Data entries
━━━━━━
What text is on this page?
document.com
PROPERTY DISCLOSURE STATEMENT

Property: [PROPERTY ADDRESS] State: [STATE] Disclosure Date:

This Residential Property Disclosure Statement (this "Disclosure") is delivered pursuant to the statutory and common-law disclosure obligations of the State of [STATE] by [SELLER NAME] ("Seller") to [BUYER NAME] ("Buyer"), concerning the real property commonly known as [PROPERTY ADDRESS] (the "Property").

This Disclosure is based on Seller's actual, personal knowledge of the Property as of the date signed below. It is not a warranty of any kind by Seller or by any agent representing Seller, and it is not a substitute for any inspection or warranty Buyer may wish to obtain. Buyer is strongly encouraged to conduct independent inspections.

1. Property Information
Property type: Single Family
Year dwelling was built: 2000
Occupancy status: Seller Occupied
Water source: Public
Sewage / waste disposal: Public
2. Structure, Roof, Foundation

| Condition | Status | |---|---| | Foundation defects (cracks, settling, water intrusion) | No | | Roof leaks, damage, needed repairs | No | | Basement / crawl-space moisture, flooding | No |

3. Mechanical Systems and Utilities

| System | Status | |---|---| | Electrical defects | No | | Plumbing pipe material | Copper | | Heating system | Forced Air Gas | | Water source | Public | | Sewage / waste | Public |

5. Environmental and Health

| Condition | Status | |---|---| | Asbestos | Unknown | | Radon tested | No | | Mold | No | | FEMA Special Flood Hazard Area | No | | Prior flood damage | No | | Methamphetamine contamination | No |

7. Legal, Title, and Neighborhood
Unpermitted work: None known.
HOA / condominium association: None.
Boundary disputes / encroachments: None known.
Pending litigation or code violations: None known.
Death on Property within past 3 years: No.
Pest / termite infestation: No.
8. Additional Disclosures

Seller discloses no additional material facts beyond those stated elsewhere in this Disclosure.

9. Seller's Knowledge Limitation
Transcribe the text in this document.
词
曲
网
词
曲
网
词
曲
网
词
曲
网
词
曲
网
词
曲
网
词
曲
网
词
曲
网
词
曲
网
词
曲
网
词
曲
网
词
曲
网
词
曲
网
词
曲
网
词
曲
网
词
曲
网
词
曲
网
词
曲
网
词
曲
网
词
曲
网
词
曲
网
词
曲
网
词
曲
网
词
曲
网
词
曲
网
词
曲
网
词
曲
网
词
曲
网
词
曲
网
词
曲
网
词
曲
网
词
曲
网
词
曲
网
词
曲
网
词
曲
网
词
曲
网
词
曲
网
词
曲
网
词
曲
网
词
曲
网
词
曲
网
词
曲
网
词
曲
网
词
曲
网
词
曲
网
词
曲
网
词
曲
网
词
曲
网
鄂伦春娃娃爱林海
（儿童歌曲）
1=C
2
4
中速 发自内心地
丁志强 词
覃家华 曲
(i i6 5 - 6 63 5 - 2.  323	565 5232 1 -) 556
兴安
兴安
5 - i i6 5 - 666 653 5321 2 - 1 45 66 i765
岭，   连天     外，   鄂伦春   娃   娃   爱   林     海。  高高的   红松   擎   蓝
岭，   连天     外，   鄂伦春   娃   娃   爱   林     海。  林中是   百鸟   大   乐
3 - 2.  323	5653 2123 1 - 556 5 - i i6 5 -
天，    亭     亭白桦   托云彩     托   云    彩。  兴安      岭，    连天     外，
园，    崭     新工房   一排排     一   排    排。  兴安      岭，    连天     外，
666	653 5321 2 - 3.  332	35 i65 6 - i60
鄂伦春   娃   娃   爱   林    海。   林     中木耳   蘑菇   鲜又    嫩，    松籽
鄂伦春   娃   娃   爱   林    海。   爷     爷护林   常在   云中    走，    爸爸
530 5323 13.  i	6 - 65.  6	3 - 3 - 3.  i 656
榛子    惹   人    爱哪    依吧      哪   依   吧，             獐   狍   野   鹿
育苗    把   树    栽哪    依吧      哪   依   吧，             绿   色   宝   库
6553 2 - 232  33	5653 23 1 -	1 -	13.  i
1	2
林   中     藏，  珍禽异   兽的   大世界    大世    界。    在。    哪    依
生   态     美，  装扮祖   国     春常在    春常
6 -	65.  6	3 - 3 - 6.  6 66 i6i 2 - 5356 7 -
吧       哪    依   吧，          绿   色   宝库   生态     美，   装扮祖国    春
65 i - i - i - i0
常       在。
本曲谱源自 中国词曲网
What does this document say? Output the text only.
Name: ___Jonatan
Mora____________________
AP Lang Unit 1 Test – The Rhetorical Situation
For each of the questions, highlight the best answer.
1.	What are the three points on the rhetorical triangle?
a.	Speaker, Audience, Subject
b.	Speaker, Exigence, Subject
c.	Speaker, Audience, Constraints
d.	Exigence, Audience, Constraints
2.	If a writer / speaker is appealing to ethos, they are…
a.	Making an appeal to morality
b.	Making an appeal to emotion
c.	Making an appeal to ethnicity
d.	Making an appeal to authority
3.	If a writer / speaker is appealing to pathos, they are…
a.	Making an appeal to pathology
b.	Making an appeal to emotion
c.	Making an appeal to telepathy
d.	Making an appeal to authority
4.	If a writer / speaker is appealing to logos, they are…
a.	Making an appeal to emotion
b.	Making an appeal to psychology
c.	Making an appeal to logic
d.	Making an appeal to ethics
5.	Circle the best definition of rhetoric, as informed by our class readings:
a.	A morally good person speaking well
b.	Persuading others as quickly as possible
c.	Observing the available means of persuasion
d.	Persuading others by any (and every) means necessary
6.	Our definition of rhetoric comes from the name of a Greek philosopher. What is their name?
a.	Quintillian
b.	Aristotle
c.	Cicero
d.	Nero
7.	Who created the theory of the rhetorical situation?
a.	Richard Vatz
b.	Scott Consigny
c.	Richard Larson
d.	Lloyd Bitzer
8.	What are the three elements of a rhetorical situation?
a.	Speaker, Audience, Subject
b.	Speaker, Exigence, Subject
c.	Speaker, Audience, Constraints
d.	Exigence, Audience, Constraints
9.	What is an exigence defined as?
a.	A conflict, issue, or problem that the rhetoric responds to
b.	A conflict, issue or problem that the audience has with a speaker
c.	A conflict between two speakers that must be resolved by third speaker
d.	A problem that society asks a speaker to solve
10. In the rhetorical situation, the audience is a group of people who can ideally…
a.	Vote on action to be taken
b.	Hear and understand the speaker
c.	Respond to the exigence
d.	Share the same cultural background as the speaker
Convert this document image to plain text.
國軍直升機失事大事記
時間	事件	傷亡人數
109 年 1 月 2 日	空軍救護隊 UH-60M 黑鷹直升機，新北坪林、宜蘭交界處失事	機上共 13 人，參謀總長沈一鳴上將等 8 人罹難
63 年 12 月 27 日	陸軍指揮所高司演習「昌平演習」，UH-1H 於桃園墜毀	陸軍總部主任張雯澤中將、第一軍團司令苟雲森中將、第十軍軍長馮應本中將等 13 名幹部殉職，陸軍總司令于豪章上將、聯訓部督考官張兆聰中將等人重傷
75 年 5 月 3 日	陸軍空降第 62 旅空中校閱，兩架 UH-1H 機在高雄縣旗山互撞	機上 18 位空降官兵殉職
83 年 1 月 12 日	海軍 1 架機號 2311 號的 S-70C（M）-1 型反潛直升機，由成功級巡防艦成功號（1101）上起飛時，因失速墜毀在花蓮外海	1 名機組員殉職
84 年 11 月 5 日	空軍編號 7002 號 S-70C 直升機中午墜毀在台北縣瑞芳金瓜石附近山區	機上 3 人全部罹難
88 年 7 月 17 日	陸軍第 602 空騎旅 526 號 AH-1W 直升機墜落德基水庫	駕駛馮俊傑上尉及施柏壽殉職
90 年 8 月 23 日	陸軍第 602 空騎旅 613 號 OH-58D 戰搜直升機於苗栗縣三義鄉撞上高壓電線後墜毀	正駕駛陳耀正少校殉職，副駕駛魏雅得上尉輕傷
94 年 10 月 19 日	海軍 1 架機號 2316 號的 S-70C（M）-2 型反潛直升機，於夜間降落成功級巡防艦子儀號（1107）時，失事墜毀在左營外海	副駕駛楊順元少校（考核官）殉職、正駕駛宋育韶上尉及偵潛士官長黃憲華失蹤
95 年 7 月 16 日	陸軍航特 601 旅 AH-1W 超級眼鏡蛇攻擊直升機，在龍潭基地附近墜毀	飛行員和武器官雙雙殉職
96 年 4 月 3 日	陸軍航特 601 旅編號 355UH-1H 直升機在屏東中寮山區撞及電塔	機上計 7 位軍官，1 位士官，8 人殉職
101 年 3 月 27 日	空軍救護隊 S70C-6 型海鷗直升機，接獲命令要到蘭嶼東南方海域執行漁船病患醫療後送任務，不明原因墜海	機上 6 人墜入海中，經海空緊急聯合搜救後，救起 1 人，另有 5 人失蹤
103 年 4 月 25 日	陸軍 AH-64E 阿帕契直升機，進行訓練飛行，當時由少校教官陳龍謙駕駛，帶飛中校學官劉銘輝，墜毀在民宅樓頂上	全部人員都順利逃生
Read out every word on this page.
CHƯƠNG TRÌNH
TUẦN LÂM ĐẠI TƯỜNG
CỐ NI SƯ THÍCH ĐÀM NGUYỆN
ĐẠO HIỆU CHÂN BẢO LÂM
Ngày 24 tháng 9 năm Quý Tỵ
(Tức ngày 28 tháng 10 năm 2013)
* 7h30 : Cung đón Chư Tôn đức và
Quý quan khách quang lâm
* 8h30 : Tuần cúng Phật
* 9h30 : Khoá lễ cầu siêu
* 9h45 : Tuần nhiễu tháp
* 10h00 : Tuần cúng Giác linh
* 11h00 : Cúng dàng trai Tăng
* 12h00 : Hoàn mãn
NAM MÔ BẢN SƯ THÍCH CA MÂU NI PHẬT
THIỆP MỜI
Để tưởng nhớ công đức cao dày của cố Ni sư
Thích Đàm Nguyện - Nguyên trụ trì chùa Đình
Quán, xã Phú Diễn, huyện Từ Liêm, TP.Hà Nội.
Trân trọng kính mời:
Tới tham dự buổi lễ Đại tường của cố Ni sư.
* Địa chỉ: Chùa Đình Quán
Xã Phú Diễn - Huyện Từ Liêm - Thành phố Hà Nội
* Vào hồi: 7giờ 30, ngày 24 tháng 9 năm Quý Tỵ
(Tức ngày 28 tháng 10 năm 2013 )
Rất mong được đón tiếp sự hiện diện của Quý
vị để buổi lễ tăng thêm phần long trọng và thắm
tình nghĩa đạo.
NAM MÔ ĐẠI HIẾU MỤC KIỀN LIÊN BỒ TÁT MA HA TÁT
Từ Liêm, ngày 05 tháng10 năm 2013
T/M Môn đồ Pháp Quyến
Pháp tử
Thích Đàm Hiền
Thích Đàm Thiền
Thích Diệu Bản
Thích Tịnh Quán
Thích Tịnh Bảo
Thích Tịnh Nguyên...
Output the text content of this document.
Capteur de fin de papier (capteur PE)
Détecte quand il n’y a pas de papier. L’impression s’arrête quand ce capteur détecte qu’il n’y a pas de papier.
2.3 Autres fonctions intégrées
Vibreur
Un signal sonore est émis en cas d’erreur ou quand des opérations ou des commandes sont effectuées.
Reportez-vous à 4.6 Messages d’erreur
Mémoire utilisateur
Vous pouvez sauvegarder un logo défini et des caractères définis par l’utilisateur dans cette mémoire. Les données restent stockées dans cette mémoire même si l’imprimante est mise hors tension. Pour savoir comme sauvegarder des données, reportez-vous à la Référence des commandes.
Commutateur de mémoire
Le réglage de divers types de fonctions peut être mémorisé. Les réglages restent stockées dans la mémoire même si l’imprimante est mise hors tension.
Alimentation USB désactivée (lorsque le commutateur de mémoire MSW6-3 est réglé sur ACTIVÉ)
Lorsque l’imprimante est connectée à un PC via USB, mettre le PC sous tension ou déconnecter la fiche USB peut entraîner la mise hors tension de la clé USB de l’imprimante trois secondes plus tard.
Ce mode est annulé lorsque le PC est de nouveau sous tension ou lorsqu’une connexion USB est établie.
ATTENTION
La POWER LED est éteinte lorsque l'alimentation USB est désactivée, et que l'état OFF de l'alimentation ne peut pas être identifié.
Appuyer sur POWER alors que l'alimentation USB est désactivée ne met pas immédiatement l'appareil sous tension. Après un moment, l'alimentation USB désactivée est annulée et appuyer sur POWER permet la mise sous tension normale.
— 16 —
━━━━━━
Task to complete → Show all lines from the listing above in which "Quán" appears.

The response →
Quán, xã Phú Diễn, huyện Từ Liêm, TP.Hà Nội.
* Địa chỉ: Chùa Đình Quán
Thích Tịnh Quán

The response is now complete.